Dataset entries on figures
+ + + +

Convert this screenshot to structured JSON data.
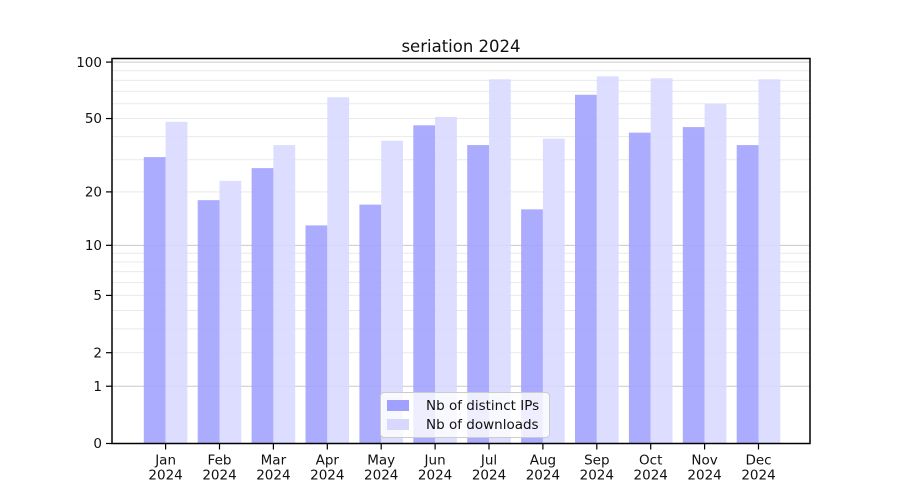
{
  "chart_data": {
    "type": "bar",
    "title": "seriation 2024",
    "categories": [
      "Jan",
      "Feb",
      "Mar",
      "Apr",
      "May",
      "Jun",
      "Jul",
      "Aug",
      "Sep",
      "Oct",
      "Nov",
      "Dec"
    ],
    "category_year": "2024",
    "series": [
      {
        "name": "Nb of distinct IPs",
        "color": "#a0a0ff",
        "values": [
          31,
          18,
          27,
          13,
          17,
          46,
          36,
          16,
          67,
          42,
          45,
          36
        ]
      },
      {
        "name": "Nb of downloads",
        "color": "#d8d8ff",
        "values": [
          48,
          23,
          36,
          65,
          38,
          51,
          81,
          39,
          84,
          82,
          60,
          81
        ]
      }
    ],
    "yscale": "log10(value+1)",
    "ylim": [
      0,
      108
    ],
    "yticks": [
      100,
      50,
      20,
      10,
      5,
      2,
      1,
      0
    ],
    "gridlines": {
      "minor": [
        2,
        3,
        4,
        5,
        6,
        7,
        8,
        9,
        20,
        30,
        40,
        50,
        60,
        70,
        80,
        90
      ],
      "major": [
        1,
        10,
        100
      ]
    },
    "grid_minor_color": "#e9e9e9",
    "grid_major_color": "#c9c9c9",
    "axis_color": "#000000",
    "legend_position": "lower center",
    "grid": "on"
  }
}
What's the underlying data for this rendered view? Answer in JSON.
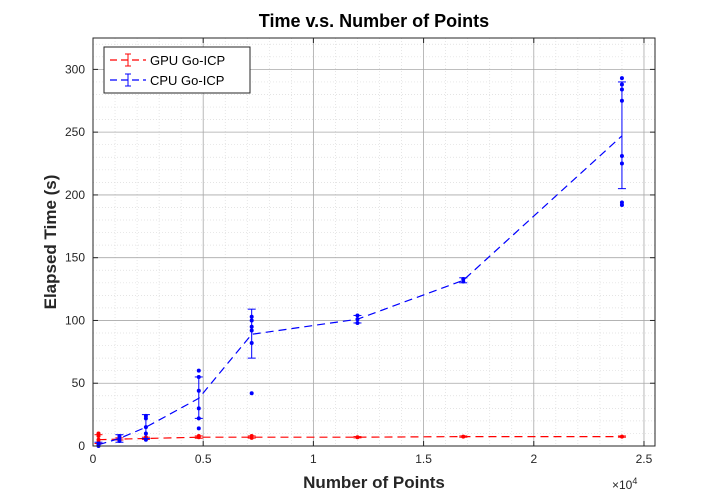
{
  "chart_data": {
    "type": "line",
    "title": "Time v.s. Number of Points",
    "xlabel": "Number of Points",
    "ylabel": "Elapsed Time (s)",
    "x_exponent_label": "×10",
    "x_exponent": "4",
    "xlim": [
      0,
      25500
    ],
    "ylim": [
      0,
      325
    ],
    "xticks": [
      0,
      5000,
      10000,
      15000,
      20000,
      25000
    ],
    "xtick_labels": [
      "0",
      "0.5",
      "1",
      "1.5",
      "2",
      "2.5"
    ],
    "yticks": [
      0,
      50,
      100,
      150,
      200,
      250,
      300
    ],
    "ytick_labels": [
      "0",
      "50",
      "100",
      "150",
      "200",
      "250",
      "300"
    ],
    "grid": true,
    "minor_grid": true,
    "legend_position": "top-left",
    "series": [
      {
        "name": "GPU Go-ICP",
        "color": "#ff0000",
        "x": [
          250,
          1200,
          2400,
          4800,
          7200,
          12000,
          16800,
          24000
        ],
        "mean": [
          5,
          5.5,
          6,
          7,
          7,
          7,
          7.5,
          7.5
        ],
        "err_low": [
          2,
          4.8,
          5.2,
          6.2,
          6.3,
          6.5,
          7,
          7
        ],
        "err_high": [
          9,
          6.5,
          7,
          8,
          8,
          7.5,
          8,
          8
        ],
        "points": [
          [
            250,
            3
          ],
          [
            250,
            5
          ],
          [
            250,
            8
          ],
          [
            250,
            10
          ],
          [
            1200,
            5
          ],
          [
            1200,
            6
          ],
          [
            2400,
            6
          ],
          [
            2400,
            7
          ],
          [
            4800,
            7
          ],
          [
            4800,
            8
          ],
          [
            7200,
            6.5
          ],
          [
            7200,
            8
          ],
          [
            12000,
            7
          ],
          [
            16800,
            7.5
          ],
          [
            24000,
            7.5
          ]
        ]
      },
      {
        "name": "CPU Go-ICP",
        "color": "#0000ff",
        "x": [
          250,
          1200,
          2400,
          4800,
          7200,
          12000,
          16800,
          24000
        ],
        "mean": [
          1,
          6,
          15,
          38,
          89,
          101,
          132,
          247
        ],
        "err_low": [
          0,
          3,
          6,
          22,
          70,
          98,
          130,
          205
        ],
        "err_high": [
          3,
          9,
          25,
          55,
          109,
          104,
          134,
          290
        ],
        "points": [
          [
            250,
            0
          ],
          [
            250,
            1
          ],
          [
            250,
            2
          ],
          [
            1200,
            4
          ],
          [
            1200,
            6
          ],
          [
            1200,
            8
          ],
          [
            2400,
            5
          ],
          [
            2400,
            10
          ],
          [
            2400,
            15
          ],
          [
            2400,
            22
          ],
          [
            2400,
            24
          ],
          [
            4800,
            14
          ],
          [
            4800,
            22
          ],
          [
            4800,
            30
          ],
          [
            4800,
            44
          ],
          [
            4800,
            55
          ],
          [
            4800,
            60
          ],
          [
            7200,
            42
          ],
          [
            7200,
            82
          ],
          [
            7200,
            92
          ],
          [
            7200,
            95
          ],
          [
            7200,
            100
          ],
          [
            7200,
            103
          ],
          [
            12000,
            98
          ],
          [
            12000,
            101
          ],
          [
            12000,
            104
          ],
          [
            16800,
            131
          ],
          [
            16800,
            133
          ],
          [
            24000,
            192
          ],
          [
            24000,
            194
          ],
          [
            24000,
            225
          ],
          [
            24000,
            231
          ],
          [
            24000,
            275
          ],
          [
            24000,
            284
          ],
          [
            24000,
            288
          ],
          [
            24000,
            293
          ]
        ]
      }
    ]
  }
}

+ + + +

§ **The exercise**: Exclude all images and restate the records above word for word.

§ **Response**:
Convert this screenshot to structured JSON data.
{
  "chart_data": {
    "type": "bar",
    "title": "seriation 2024",
    "categories": [
      "Jan",
      "Feb",
      "Mar",
      "Apr",
      "May",
      "Jun",
      "Jul",
      "Aug",
      "Sep",
      "Oct",
      "Nov",
      "Dec"
    ],
    "category_year": "2024",
    "series": [
      {
        "name": "Nb of distinct IPs",
        "color": "#a0a0ff",
        "values": [
          31,
          18,
          27,
          13,
          17,
          46,
          36,
          16,
          67,
          42,
          45,
          36
        ]
      },
      {
        "name": "Nb of downloads",
        "color": "#d8d8ff",
        "values": [
          48,
          23,
          36,
          65,
          38,
          51,
          81,
          39,
          84,
          82,
          60,
          81
        ]
      }
    ],
    "yscale": "log10(value+1)",
    "ylim": [
      0,
      108
    ],
    "yticks": [
      100,
      50,
      20,
      10,
      5,
      2,
      1,
      0
    ],
    "gridlines": {
      "minor": [
        2,
        3,
        4,
        5,
        6,
        7,
        8,
        9,
        20,
        30,
        40,
        50,
        60,
        70,
        80,
        90
      ],
      "major": [
        1,
        10,
        100
      ]
    },
    "grid_minor_color": "#e9e9e9",
    "grid_major_color": "#c9c9c9",
    "axis_color": "#000000",
    "legend_position": "lower center",
    "grid": "on"
  }
}
What's the underlying data for this rendered view? Answer in JSON.
{
  "chart_data": {
    "type": "line",
    "title": "Time v.s. Number of Points",
    "xlabel": "Number of Points",
    "ylabel": "Elapsed Time (s)",
    "x_exponent_label": "×10",
    "x_exponent": "4",
    "xlim": [
      0,
      25500
    ],
    "ylim": [
      0,
      325
    ],
    "xticks": [
      0,
      5000,
      10000,
      15000,
      20000,
      25000
    ],
    "xtick_labels": [
      "0",
      "0.5",
      "1",
      "1.5",
      "2",
      "2.5"
    ],
    "yticks": [
      0,
      50,
      100,
      150,
      200,
      250,
      300
    ],
    "ytick_labels": [
      "0",
      "50",
      "100",
      "150",
      "200",
      "250",
      "300"
    ],
    "grid": true,
    "minor_grid": true,
    "legend_position": "top-left",
    "series": [
      {
        "name": "GPU Go-ICP",
        "color": "#ff0000",
        "x": [
          250,
          1200,
          2400,
          4800,
          7200,
          12000,
          16800,
          24000
        ],
        "mean": [
          5,
          5.5,
          6,
          7,
          7,
          7,
          7.5,
          7.5
        ],
        "err_low": [
          2,
          4.8,
          5.2,
          6.2,
          6.3,
          6.5,
          7,
          7
        ],
        "err_high": [
          9,
          6.5,
          7,
          8,
          8,
          7.5,
          8,
          8
        ],
        "points": [
          [
            250,
            3
          ],
          [
            250,
            5
          ],
          [
            250,
            8
          ],
          [
            250,
            10
          ],
          [
            1200,
            5
          ],
          [
            1200,
            6
          ],
          [
            2400,
            6
          ],
          [
            2400,
            7
          ],
          [
            4800,
            7
          ],
          [
            4800,
            8
          ],
          [
            7200,
            6.5
          ],
          [
            7200,
            8
          ],
          [
            12000,
            7
          ],
          [
            16800,
            7.5
          ],
          [
            24000,
            7.5
          ]
        ]
      },
      {
        "name": "CPU Go-ICP",
        "color": "#0000ff",
        "x": [
          250,
          1200,
          2400,
          4800,
          7200,
          12000,
          16800,
          24000
        ],
        "mean": [
          1,
          6,
          15,
          38,
          89,
          101,
          132,
          247
        ],
        "err_low": [
          0,
          3,
          6,
          22,
          70,
          98,
          130,
          205
        ],
        "err_high": [
          3,
          9,
          25,
          55,
          109,
          104,
          134,
          290
        ],
        "points": [
          [
            250,
            0
          ],
          [
            250,
            1
          ],
          [
            250,
            2
          ],
          [
            1200,
            4
          ],
          [
            1200,
            6
          ],
          [
            1200,
            8
          ],
          [
            2400,
            5
          ],
          [
            2400,
            10
          ],
          [
            2400,
            15
          ],
          [
            2400,
            22
          ],
          [
            2400,
            24
          ],
          [
            4800,
            14
          ],
          [
            4800,
            22
          ],
          [
            4800,
            30
          ],
          [
            4800,
            44
          ],
          [
            4800,
            55
          ],
          [
            4800,
            60
          ],
          [
            7200,
            42
          ],
          [
            7200,
            82
          ],
          [
            7200,
            92
          ],
          [
            7200,
            95
          ],
          [
            7200,
            100
          ],
          [
            7200,
            103
          ],
          [
            12000,
            98
          ],
          [
            12000,
            101
          ],
          [
            12000,
            104
          ],
          [
            16800,
            131
          ],
          [
            16800,
            133
          ],
          [
            24000,
            192
          ],
          [
            24000,
            194
          ],
          [
            24000,
            225
          ],
          [
            24000,
            231
          ],
          [
            24000,
            275
          ],
          [
            24000,
            284
          ],
          [
            24000,
            288
          ],
          [
            24000,
            293
          ]
        ]
      }
    ]
  }
}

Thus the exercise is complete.